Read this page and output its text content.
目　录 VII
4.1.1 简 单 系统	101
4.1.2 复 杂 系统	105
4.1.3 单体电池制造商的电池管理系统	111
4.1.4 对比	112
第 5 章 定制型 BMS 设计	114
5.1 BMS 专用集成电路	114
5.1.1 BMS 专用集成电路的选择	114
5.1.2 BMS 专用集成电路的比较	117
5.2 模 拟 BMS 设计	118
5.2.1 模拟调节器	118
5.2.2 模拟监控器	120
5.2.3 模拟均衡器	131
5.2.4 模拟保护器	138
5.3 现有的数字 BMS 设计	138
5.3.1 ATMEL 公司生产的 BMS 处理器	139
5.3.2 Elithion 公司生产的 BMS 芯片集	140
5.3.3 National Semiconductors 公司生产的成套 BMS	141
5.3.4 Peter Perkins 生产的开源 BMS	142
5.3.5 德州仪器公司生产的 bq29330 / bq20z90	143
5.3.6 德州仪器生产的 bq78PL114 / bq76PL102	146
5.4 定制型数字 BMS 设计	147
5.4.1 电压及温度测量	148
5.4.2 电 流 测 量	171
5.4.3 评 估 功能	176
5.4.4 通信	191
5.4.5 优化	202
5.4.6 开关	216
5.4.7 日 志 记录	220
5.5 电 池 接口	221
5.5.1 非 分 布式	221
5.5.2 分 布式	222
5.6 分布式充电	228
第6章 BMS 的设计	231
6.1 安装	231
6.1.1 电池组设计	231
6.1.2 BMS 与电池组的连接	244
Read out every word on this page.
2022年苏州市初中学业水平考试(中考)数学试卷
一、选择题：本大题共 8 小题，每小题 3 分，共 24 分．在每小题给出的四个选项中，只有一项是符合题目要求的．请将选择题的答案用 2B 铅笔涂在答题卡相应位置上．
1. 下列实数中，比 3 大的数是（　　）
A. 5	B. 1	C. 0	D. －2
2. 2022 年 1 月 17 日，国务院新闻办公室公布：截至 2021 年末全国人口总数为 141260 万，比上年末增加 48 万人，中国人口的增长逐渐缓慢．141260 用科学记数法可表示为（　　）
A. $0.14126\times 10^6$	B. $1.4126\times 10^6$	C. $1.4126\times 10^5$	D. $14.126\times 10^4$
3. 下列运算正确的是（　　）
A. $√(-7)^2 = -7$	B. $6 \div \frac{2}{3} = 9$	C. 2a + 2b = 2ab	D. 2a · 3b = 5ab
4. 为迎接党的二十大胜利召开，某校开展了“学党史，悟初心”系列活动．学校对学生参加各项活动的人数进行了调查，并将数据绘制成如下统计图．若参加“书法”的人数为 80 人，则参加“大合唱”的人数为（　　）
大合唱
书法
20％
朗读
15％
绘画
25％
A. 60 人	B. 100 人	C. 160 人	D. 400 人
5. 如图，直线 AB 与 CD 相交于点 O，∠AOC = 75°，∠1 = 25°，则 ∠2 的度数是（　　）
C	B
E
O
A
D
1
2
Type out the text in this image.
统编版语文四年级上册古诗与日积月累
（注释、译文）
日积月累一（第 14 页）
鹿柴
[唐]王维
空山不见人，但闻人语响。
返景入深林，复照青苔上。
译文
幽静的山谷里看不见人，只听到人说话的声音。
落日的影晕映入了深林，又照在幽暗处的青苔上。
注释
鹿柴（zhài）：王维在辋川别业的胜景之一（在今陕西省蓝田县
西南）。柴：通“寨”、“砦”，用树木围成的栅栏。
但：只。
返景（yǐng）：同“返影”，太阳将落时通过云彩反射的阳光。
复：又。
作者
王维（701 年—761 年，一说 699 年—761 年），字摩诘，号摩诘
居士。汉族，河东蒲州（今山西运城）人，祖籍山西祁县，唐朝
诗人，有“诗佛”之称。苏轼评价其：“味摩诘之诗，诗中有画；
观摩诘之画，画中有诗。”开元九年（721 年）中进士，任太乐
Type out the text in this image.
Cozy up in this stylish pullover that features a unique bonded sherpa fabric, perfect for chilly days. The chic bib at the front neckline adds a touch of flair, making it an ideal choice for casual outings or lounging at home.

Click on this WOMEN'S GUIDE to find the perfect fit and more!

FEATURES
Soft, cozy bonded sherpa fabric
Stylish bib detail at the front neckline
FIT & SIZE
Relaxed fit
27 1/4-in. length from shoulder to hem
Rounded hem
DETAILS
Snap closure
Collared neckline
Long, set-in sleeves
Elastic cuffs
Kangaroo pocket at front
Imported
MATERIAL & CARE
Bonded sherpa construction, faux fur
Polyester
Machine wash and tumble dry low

============

DESCRIPTION OF THE TASK: Return the whole listing exactly.

THE OUTPUT:
Read this page and output its text content.
目　录 VII
4.1.1 简 单 系统	101
4.1.2 复 杂 系统	105
4.1.3 单体电池制造商的电池管理系统	111
4.1.4 对比	112
第 5 章 定制型 BMS 设计	114
5.1 BMS 专用集成电路	114
5.1.1 BMS 专用集成电路的选择	114
5.1.2 BMS 专用集成电路的比较	117
5.2 模 拟 BMS 设计	118
5.2.1 模拟调节器	118
5.2.2 模拟监控器	120
5.2.3 模拟均衡器	131
5.2.4 模拟保护器	138
5.3 现有的数字 BMS 设计	138
5.3.1 ATMEL 公司生产的 BMS 处理器	139
5.3.2 Elithion 公司生产的 BMS 芯片集	140
5.3.3 National Semiconductors 公司生产的成套 BMS	141
5.3.4 Peter Perkins 生产的开源 BMS	142
5.3.5 德州仪器公司生产的 bq29330 / bq20z90	143
5.3.6 德州仪器生产的 bq78PL114 / bq76PL102	146
5.4 定制型数字 BMS 设计	147
5.4.1 电压及温度测量	148
5.4.2 电 流 测 量	171
5.4.3 评 估 功能	176
5.4.4 通信	191
5.4.5 优化	202
5.4.6 开关	216
5.4.7 日 志 记录	220
5.5 电 池 接口	221
5.5.1 非 分 布式	221
5.5.2 分 布式	222
5.6 分布式充电	228
第6章 BMS 的设计	231
6.1 安装	231
6.1.1 电池组设计	231
6.1.2 BMS 与电池组的连接	244
Read out every word on this page.
2022年苏州市初中学业水平考试(中考)数学试卷
一、选择题：本大题共 8 小题，每小题 3 分，共 24 分．在每小题给出的四个选项中，只有一项是符合题目要求的．请将选择题的答案用 2B 铅笔涂在答题卡相应位置上．
1. 下列实数中，比 3 大的数是（　　）
A. 5	B. 1	C. 0	D. －2
2. 2022 年 1 月 17 日，国务院新闻办公室公布：截至 2021 年末全国人口总数为 141260 万，比上年末增加 48 万人，中国人口的增长逐渐缓慢．141260 用科学记数法可表示为（　　）
A. $0.14126\times 10^6$	B. $1.4126\times 10^6$	C. $1.4126\times 10^5$	D. $14.126\times 10^4$
3. 下列运算正确的是（　　）
A. $√(-7)^2 = -7$	B. $6 \div \frac{2}{3} = 9$	C. 2a + 2b = 2ab	D. 2a · 3b = 5ab
4. 为迎接党的二十大胜利召开，某校开展了“学党史，悟初心”系列活动．学校对学生参加各项活动的人数进行了调查，并将数据绘制成如下统计图．若参加“书法”的人数为 80 人，则参加“大合唱”的人数为（　　）
大合唱
书法
20％
朗读
15％
绘画
25％
A. 60 人	B. 100 人	C. 160 人	D. 400 人
5. 如图，直线 AB 与 CD 相交于点 O，∠AOC = 75°，∠1 = 25°，则 ∠2 的度数是（　　）
C	B
E
O
A
D
1
2
Type out the text in this image.
统编版语文四年级上册古诗与日积月累
（注释、译文）
日积月累一（第 14 页）
鹿柴
[唐]王维
空山不见人，但闻人语响。
返景入深林，复照青苔上。
译文
幽静的山谷里看不见人，只听到人说话的声音。
落日的影晕映入了深林，又照在幽暗处的青苔上。
注释
鹿柴（zhài）：王维在辋川别业的胜景之一（在今陕西省蓝田县
西南）。柴：通“寨”、“砦”，用树木围成的栅栏。
但：只。
返景（yǐng）：同“返影”，太阳将落时通过云彩反射的阳光。
复：又。
作者
王维（701 年—761 年，一说 699 年—761 年），字摩诘，号摩诘
居士。汉族，河东蒲州（今山西运城）人，祖籍山西祁县，唐朝
诗人，有“诗佛”之称。苏轼评价其：“味摩诘之诗，诗中有画；
观摩诘之画，画中有诗。”开元九年（721 年）中进士，任太乐
Type out the text in this image.
Cozy up in this stylish pullover that features a unique bonded sherpa fabric, perfect for chilly days. The chic bib at the front neckline adds a touch of flair, making it an ideal choice for casual outings or lounging at home.

Click on this WOMEN'S GUIDE to find the perfect fit and more!

FEATURES
Soft, cozy bonded sherpa fabric
Stylish bib detail at the front neckline
FIT & SIZE
Relaxed fit
27 1/4-in. length from shoulder to hem
Rounded hem
DETAILS
Snap closure
Collared neckline
Long, set-in sleeves
Elastic cuffs
Kangaroo pocket at front
Imported
MATERIAL & CARE
Bonded sherpa construction, faux fur
Polyester
Machine wash and tumble dry low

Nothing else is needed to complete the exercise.